[Data listing]
::::::::

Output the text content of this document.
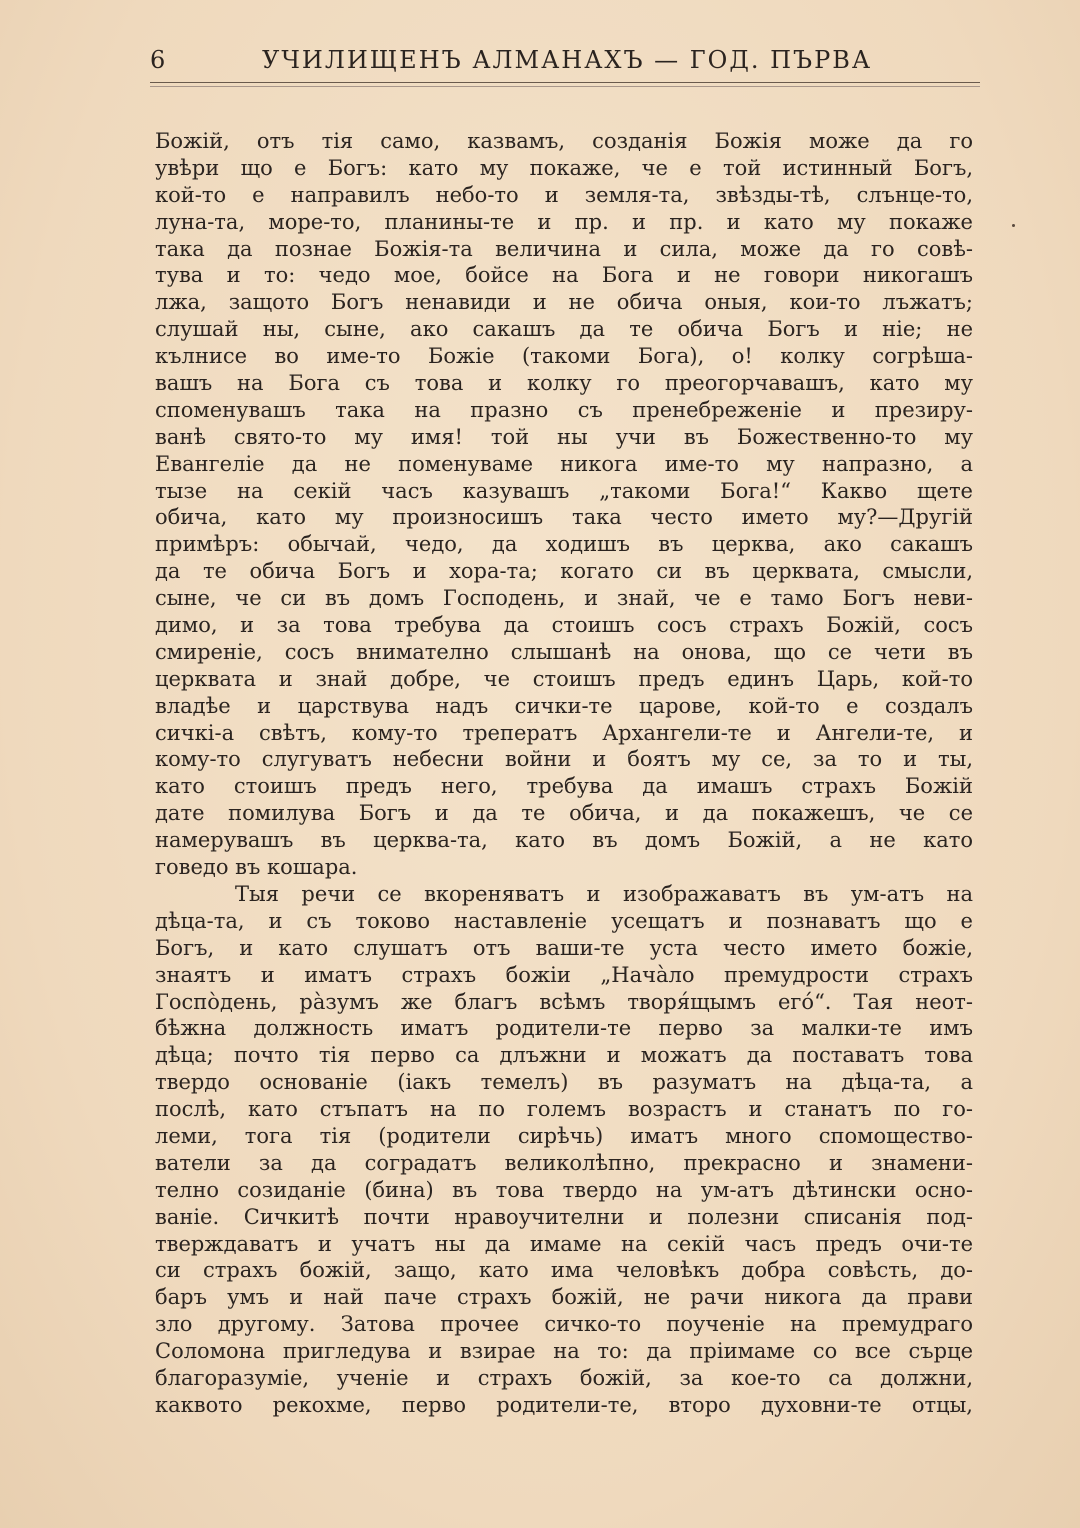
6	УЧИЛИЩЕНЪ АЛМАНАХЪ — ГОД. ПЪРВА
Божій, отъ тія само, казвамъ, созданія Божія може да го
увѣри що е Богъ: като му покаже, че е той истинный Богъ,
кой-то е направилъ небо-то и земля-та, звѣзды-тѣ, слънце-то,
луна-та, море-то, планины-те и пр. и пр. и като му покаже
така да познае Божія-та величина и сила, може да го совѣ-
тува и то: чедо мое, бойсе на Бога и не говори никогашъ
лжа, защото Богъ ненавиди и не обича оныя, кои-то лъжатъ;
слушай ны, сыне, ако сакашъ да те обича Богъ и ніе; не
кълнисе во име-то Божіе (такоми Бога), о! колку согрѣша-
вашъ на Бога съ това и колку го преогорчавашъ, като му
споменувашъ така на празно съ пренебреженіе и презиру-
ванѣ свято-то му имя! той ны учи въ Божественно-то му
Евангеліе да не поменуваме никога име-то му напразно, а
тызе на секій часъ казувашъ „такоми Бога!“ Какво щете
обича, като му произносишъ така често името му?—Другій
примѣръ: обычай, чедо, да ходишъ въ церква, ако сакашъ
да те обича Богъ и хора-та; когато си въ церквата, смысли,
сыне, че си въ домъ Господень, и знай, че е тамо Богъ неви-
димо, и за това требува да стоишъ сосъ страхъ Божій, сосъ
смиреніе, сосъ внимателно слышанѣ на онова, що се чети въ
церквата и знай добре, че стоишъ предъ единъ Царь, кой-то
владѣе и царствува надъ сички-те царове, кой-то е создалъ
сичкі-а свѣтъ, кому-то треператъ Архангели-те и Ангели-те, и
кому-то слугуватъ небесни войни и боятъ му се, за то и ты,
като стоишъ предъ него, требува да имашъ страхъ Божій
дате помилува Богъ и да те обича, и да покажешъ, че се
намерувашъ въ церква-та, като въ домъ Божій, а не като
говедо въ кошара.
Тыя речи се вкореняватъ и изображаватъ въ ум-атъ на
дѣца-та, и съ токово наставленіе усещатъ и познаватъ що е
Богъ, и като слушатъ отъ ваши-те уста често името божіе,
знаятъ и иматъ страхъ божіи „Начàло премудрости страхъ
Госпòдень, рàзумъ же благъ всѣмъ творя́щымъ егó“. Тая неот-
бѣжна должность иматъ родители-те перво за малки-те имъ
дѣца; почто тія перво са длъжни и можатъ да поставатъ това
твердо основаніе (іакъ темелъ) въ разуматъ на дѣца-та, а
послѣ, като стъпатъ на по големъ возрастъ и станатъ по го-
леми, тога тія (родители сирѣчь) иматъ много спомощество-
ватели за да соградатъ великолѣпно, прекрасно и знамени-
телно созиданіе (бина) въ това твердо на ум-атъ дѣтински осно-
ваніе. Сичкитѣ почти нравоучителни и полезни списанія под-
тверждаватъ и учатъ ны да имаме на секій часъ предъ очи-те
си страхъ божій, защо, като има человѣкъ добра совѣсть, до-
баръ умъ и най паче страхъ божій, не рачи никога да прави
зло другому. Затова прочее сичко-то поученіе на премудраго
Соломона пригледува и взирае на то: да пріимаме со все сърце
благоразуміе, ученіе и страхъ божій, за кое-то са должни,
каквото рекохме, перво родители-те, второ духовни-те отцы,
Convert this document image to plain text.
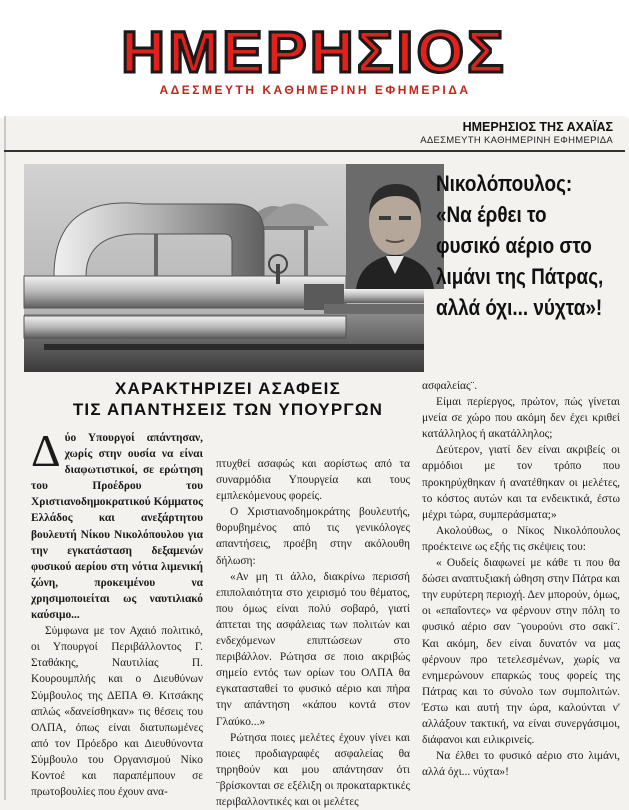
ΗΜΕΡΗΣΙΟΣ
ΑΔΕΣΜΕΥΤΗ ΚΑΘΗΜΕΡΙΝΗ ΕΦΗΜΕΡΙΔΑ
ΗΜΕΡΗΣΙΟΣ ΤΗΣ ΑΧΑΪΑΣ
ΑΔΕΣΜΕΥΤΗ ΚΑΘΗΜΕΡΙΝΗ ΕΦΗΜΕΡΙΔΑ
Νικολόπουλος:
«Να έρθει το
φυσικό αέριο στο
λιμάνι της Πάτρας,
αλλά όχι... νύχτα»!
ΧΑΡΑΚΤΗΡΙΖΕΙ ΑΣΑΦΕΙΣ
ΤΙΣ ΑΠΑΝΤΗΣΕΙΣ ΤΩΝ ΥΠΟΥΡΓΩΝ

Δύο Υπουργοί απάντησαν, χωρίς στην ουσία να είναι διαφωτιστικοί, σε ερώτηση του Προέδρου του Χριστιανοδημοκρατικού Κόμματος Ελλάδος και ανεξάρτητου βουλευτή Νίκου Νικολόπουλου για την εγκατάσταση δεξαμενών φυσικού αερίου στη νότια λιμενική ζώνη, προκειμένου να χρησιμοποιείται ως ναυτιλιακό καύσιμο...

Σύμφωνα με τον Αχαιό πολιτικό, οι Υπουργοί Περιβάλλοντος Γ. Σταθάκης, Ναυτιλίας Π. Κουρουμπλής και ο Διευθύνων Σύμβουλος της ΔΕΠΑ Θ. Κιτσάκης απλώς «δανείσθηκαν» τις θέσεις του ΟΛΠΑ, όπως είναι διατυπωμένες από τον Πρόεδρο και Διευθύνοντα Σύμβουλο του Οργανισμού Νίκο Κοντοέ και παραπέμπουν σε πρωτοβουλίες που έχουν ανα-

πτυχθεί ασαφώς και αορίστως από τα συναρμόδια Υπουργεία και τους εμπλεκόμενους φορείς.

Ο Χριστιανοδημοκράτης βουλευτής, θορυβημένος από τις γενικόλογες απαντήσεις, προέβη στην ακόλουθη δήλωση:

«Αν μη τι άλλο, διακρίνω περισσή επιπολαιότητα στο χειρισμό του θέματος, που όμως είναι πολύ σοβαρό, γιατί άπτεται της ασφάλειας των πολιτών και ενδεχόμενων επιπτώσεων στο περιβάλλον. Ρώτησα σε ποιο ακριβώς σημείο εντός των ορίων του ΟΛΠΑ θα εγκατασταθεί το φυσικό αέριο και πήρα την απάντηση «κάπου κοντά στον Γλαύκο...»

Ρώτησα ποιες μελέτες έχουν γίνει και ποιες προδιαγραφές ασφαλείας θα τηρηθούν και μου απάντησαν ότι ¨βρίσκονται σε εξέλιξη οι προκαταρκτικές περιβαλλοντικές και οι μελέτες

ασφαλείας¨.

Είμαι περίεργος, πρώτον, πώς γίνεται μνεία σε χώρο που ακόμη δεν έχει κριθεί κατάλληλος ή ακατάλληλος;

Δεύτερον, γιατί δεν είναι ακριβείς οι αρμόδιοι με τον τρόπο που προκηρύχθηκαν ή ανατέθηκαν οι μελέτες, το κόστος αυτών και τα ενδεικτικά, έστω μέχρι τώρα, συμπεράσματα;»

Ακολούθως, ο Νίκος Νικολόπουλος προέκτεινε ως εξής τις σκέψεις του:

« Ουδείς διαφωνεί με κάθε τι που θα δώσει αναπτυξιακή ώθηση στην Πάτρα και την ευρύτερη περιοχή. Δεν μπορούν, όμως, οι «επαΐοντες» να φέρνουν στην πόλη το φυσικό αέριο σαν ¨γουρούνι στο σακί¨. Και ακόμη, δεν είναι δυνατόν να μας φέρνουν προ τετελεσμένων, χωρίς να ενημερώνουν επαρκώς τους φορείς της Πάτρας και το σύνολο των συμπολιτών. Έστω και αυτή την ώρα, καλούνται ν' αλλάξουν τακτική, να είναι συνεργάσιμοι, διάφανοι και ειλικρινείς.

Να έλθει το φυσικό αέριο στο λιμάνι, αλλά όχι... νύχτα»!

::::::::

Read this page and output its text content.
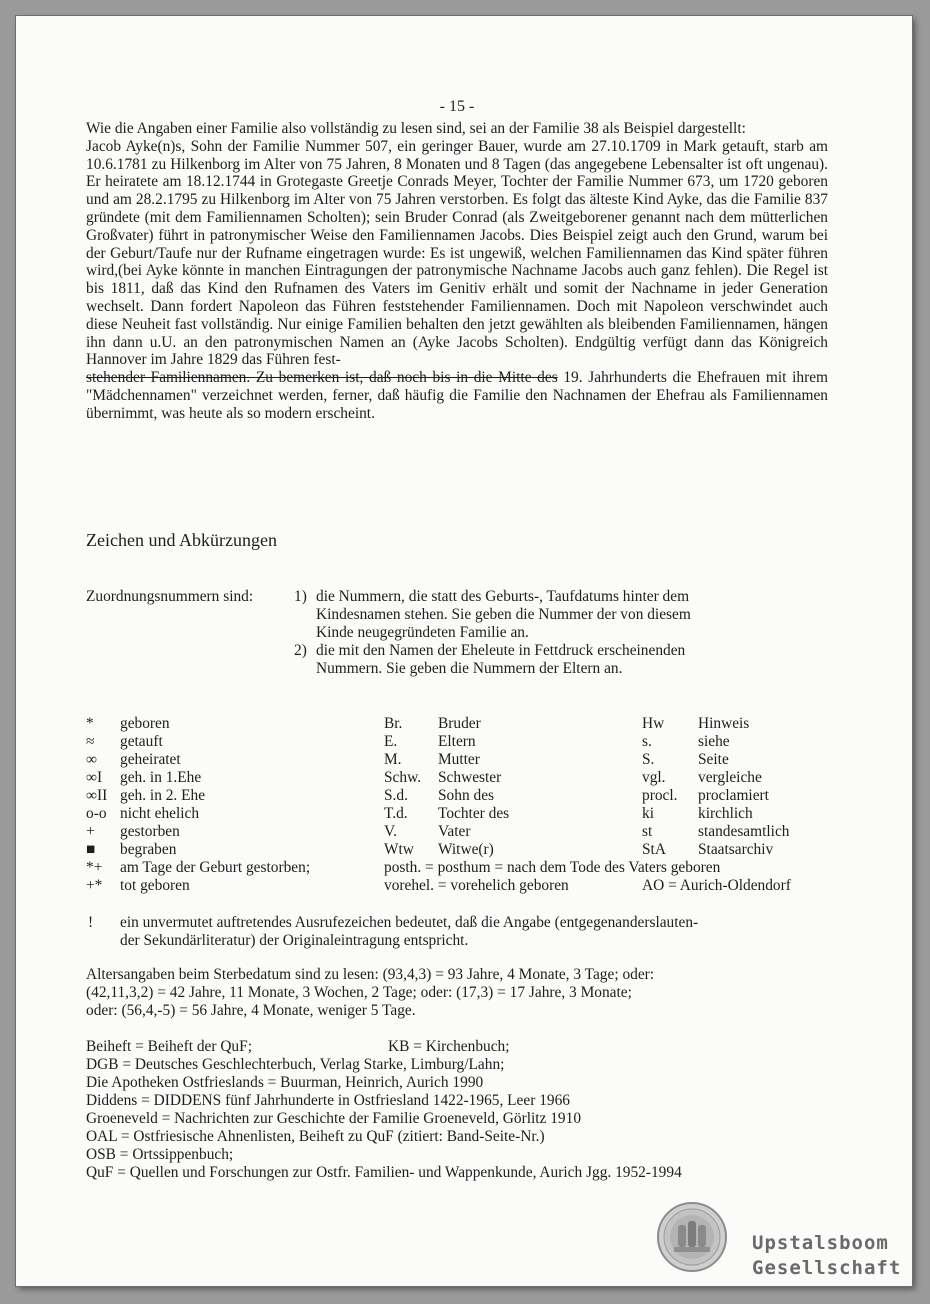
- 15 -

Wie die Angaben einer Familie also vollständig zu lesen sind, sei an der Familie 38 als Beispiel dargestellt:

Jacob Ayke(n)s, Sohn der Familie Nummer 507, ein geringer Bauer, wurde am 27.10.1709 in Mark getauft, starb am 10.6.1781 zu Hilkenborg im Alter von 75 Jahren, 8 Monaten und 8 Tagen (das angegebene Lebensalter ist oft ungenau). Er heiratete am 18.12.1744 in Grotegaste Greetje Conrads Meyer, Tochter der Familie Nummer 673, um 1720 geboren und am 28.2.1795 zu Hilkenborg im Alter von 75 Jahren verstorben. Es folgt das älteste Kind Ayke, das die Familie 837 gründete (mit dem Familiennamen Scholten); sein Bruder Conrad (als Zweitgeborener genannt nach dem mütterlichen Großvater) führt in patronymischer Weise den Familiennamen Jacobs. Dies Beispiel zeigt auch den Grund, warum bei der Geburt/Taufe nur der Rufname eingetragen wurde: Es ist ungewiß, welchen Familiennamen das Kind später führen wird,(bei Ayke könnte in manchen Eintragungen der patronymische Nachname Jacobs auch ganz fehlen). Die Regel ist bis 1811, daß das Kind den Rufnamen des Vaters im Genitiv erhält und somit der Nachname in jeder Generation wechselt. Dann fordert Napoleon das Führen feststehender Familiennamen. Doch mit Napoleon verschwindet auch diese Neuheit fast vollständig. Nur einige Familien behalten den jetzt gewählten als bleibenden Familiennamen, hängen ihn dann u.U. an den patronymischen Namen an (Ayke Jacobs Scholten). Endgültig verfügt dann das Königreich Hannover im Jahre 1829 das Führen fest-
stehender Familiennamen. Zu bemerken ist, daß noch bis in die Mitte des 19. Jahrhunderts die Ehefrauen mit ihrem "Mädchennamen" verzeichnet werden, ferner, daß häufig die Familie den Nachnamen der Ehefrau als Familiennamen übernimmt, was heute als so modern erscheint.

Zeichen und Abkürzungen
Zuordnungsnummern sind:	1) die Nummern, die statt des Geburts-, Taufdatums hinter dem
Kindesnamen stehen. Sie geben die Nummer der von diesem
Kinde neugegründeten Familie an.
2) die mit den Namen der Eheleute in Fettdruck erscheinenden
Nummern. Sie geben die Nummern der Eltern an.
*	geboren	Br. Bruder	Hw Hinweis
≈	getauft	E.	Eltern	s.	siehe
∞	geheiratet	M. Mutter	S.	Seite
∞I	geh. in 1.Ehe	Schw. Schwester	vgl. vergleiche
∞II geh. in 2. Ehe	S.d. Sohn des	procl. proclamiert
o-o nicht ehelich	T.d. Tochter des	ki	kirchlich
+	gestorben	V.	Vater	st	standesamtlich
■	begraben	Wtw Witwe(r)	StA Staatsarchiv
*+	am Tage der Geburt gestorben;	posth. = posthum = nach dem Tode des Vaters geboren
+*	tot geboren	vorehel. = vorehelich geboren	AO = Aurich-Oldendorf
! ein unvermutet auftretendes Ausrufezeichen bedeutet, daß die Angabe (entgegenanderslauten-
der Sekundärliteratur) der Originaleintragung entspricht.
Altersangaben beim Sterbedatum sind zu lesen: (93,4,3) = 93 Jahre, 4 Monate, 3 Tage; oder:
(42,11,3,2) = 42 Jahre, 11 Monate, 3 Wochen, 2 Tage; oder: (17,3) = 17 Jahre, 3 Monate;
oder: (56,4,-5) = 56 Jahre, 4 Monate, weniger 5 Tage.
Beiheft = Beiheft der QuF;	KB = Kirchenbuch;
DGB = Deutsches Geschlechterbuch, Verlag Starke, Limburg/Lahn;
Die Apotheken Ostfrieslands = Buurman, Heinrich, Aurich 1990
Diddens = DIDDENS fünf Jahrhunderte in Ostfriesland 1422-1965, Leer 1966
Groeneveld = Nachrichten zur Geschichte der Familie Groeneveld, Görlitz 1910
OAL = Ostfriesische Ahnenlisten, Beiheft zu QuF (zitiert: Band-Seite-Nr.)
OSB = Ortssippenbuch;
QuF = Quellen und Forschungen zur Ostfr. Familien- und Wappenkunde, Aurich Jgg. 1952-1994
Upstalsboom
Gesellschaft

::::::::

§ Written request
Give the count of lines in the listing that hold the word "иматъ", with no other text.

§ Exercise response
3